▶ What to do
Copy whichever lines contain the string "száma".
*-*-*
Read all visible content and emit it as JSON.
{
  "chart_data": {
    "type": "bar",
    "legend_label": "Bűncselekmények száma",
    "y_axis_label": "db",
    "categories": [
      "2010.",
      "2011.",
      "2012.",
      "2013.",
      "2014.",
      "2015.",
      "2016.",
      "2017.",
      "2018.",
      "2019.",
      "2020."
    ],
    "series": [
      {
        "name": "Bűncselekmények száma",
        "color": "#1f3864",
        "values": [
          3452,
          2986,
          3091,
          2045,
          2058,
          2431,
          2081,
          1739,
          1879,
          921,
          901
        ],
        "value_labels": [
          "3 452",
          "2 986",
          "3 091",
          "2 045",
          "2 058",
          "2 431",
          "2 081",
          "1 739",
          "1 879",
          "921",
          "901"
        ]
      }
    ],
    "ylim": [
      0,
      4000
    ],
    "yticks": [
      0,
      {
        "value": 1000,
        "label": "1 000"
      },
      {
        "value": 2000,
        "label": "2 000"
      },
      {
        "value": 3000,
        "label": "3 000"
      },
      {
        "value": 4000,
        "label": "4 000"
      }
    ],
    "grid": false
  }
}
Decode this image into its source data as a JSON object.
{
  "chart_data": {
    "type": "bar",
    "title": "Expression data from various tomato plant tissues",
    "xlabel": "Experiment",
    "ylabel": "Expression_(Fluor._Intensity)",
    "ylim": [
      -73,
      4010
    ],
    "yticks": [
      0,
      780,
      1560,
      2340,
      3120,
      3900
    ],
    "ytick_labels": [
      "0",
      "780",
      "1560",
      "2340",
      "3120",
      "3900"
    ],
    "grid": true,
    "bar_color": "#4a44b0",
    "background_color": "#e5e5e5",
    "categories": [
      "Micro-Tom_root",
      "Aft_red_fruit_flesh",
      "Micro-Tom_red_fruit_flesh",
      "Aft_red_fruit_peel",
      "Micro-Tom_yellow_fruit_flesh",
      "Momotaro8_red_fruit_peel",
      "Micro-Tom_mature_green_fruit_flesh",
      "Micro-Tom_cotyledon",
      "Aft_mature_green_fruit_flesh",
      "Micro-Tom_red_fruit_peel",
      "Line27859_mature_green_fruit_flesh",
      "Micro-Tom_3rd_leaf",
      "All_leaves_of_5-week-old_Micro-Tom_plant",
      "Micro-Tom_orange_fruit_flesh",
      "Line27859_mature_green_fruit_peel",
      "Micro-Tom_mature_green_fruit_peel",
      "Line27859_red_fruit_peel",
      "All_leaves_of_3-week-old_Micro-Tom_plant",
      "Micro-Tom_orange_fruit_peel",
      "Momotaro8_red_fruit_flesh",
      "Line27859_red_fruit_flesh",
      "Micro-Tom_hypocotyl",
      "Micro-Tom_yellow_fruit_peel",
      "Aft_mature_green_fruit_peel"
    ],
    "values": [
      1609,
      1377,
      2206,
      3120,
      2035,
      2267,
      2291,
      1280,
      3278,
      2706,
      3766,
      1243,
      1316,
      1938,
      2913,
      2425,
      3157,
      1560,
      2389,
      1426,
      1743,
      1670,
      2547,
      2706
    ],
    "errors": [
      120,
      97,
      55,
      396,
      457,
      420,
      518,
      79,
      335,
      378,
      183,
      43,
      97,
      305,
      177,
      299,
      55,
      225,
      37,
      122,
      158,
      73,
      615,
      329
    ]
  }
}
*-*-*
▶ Completed exercise
    "legend_label": "Bűncselekmények száma",
        "name": "Bűncselekmények száma",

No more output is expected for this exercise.